Challenge:
Locate each line in the records containing "this". Copy it.

Entries shown:
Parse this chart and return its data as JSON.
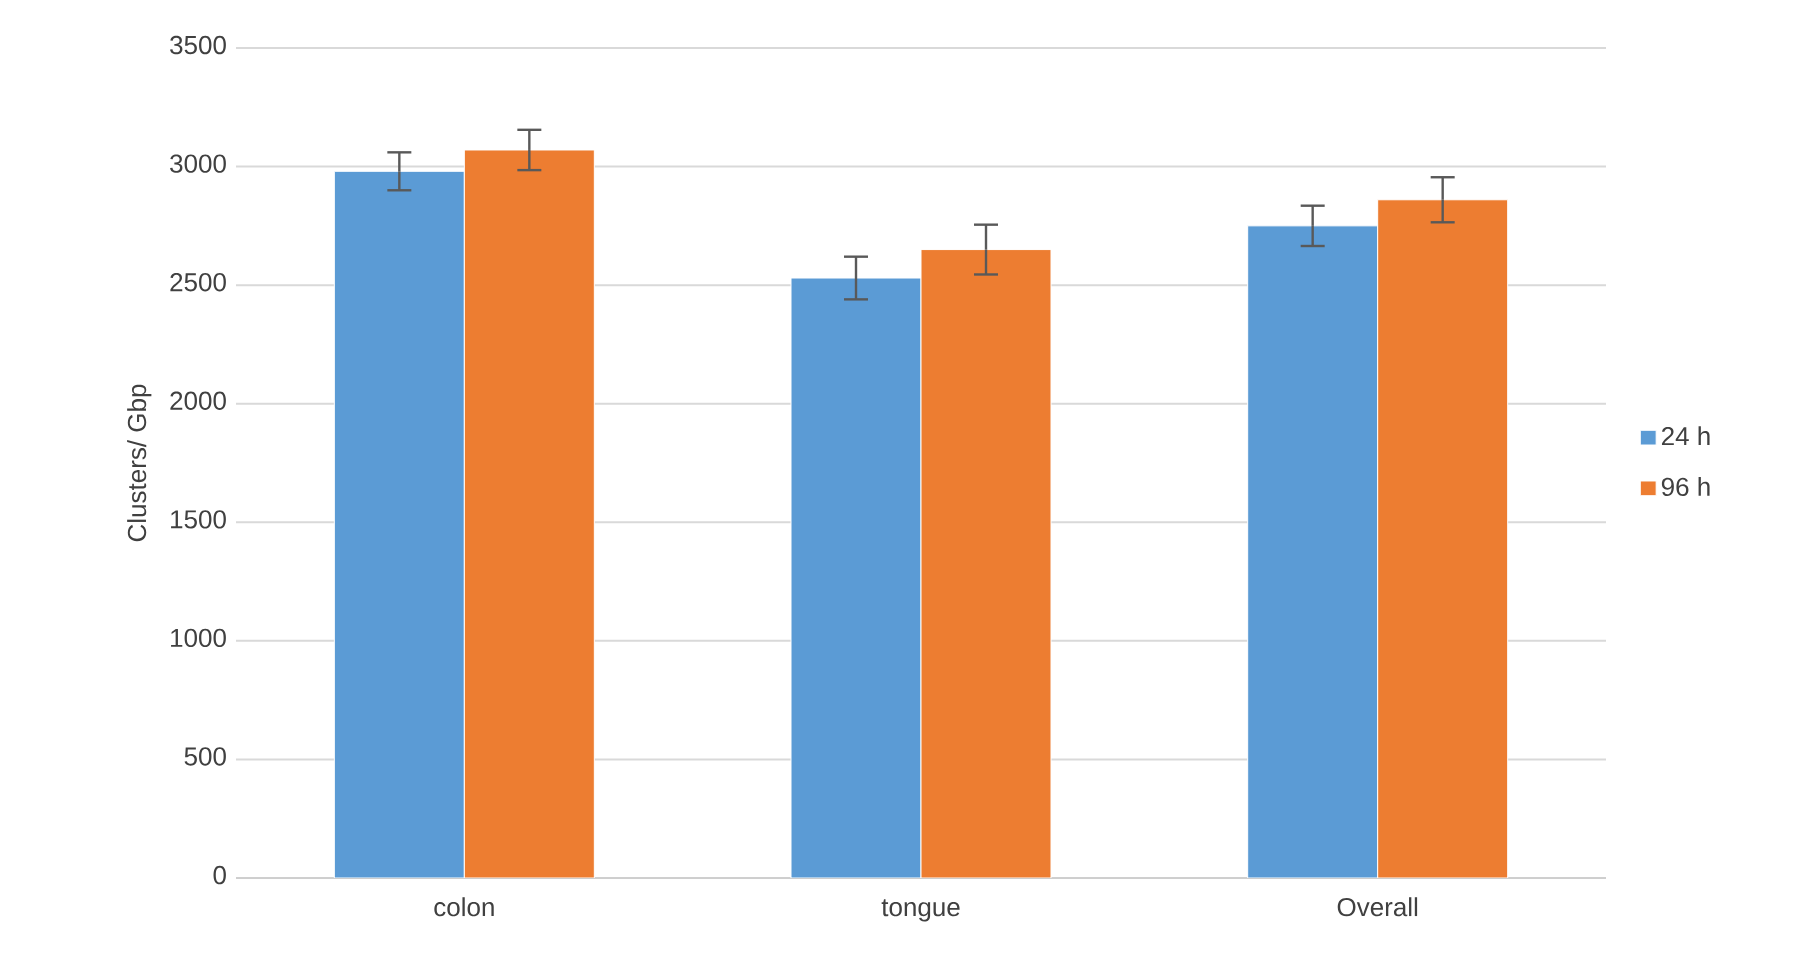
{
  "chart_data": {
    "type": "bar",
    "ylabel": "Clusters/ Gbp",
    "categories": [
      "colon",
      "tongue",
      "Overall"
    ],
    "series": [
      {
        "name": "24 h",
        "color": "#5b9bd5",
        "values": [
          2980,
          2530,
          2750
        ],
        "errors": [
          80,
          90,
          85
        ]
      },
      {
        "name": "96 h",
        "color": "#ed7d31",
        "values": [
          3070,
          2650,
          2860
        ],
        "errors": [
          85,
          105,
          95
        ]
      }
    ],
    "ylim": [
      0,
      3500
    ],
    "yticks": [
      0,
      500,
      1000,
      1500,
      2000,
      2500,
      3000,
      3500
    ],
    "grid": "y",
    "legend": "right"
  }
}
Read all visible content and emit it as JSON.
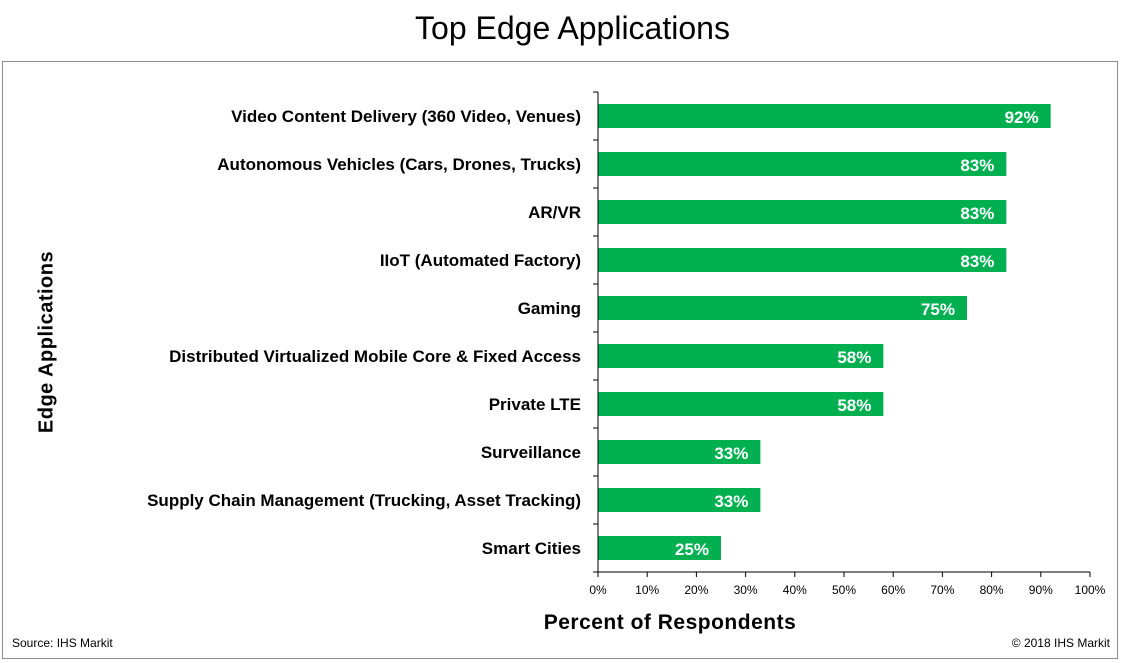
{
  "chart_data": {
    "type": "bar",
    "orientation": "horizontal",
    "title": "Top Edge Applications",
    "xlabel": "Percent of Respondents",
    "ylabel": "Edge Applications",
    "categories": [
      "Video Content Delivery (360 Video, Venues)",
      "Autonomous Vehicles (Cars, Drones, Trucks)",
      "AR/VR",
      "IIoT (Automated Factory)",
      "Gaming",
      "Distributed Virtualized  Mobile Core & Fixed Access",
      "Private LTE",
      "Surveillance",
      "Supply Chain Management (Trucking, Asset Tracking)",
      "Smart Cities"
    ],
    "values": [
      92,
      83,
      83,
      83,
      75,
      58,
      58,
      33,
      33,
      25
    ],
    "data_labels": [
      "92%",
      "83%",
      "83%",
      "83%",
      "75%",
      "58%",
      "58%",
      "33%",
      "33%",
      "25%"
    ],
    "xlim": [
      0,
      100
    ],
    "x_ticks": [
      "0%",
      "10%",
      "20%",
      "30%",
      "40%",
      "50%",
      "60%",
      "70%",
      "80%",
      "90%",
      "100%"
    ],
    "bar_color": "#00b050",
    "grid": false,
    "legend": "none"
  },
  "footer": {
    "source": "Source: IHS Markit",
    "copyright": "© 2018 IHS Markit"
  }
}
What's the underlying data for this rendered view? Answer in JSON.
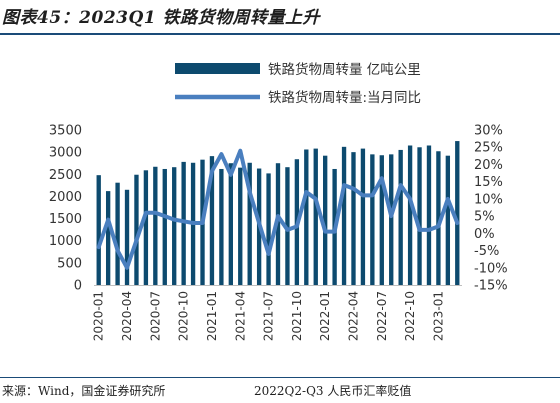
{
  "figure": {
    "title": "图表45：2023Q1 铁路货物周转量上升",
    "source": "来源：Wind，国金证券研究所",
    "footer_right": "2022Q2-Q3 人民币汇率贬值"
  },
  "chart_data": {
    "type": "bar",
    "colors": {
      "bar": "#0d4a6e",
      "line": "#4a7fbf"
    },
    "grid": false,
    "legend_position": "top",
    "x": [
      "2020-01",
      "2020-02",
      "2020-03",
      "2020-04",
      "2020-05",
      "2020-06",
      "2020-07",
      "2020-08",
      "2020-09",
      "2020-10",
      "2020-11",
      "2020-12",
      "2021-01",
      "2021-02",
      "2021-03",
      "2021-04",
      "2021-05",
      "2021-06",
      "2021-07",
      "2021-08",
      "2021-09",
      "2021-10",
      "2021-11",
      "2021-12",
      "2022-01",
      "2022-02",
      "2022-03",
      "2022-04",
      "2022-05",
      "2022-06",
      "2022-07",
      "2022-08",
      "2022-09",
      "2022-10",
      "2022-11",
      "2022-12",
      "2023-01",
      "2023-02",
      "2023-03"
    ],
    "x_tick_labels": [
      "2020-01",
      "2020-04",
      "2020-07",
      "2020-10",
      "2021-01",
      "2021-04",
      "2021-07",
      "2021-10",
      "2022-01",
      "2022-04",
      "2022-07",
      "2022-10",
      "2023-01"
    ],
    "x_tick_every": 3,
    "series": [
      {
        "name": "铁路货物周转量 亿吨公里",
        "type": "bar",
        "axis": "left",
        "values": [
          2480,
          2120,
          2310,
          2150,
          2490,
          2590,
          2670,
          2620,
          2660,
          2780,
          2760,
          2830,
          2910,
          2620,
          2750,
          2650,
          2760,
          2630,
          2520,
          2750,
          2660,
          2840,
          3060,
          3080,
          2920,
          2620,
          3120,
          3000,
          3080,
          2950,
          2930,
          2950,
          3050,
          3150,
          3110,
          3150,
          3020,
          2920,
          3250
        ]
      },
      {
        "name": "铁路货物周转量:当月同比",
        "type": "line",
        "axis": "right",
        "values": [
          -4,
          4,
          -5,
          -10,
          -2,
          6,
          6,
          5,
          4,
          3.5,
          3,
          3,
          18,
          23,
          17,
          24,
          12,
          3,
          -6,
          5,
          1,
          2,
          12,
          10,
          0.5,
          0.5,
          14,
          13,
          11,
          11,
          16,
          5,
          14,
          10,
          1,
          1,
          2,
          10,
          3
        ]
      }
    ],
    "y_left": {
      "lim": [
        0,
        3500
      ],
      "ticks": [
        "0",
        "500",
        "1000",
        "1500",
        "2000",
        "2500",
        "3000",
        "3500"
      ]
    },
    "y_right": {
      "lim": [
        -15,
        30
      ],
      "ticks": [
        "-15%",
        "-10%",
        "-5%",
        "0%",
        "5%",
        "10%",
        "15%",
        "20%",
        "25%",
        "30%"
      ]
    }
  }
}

Result of the task:
Parse this chart and return its data as JSON.
What's the underlying data for this rendered view? Answer in JSON.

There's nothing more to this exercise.